# [Task directions]
Print out the entries below with no edits.

# [Data to process]
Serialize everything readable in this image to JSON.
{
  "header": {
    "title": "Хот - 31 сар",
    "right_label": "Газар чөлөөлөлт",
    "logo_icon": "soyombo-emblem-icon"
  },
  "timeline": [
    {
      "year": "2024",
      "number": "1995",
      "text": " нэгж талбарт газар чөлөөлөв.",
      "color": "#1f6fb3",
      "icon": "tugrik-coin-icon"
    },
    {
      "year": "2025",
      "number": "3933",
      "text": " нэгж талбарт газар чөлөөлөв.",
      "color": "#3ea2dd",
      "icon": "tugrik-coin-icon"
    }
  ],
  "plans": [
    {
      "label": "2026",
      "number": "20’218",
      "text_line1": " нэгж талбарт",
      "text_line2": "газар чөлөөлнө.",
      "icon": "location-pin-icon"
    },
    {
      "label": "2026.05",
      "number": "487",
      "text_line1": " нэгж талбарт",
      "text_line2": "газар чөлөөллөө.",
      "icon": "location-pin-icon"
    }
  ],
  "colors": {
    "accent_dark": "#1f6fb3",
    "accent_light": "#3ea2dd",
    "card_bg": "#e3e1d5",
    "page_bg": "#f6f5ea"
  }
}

# [Result for this exercise]
Serialize everything readable in this image to JSON.
{
  "header": {
    "title": "Хот - 31 сар",
    "right_label": "Газар чөлөөлөлт",
    "logo_icon": "soyombo-emblem-icon"
  },
  "timeline": [
    {
      "year": "2024",
      "number": "1995",
      "text": " нэгж талбарт газар чөлөөлөв.",
      "color": "#1f6fb3",
      "icon": "tugrik-coin-icon"
    },
    {
      "year": "2025",
      "number": "3933",
      "text": " нэгж талбарт газар чөлөөлөв.",
      "color": "#3ea2dd",
      "icon": "tugrik-coin-icon"
    }
  ],
  "plans": [
    {
      "label": "2026",
      "number": "20’218",
      "text_line1": " нэгж талбарт",
      "text_line2": "газар чөлөөлнө.",
      "icon": "location-pin-icon"
    },
    {
      "label": "2026.05",
      "number": "487",
      "text_line1": " нэгж талбарт",
      "text_line2": "газар чөлөөллөө.",
      "icon": "location-pin-icon"
    }
  ],
  "colors": {
    "accent_dark": "#1f6fb3",
    "accent_light": "#3ea2dd",
    "card_bg": "#e3e1d5",
    "page_bg": "#f6f5ea"
  }
}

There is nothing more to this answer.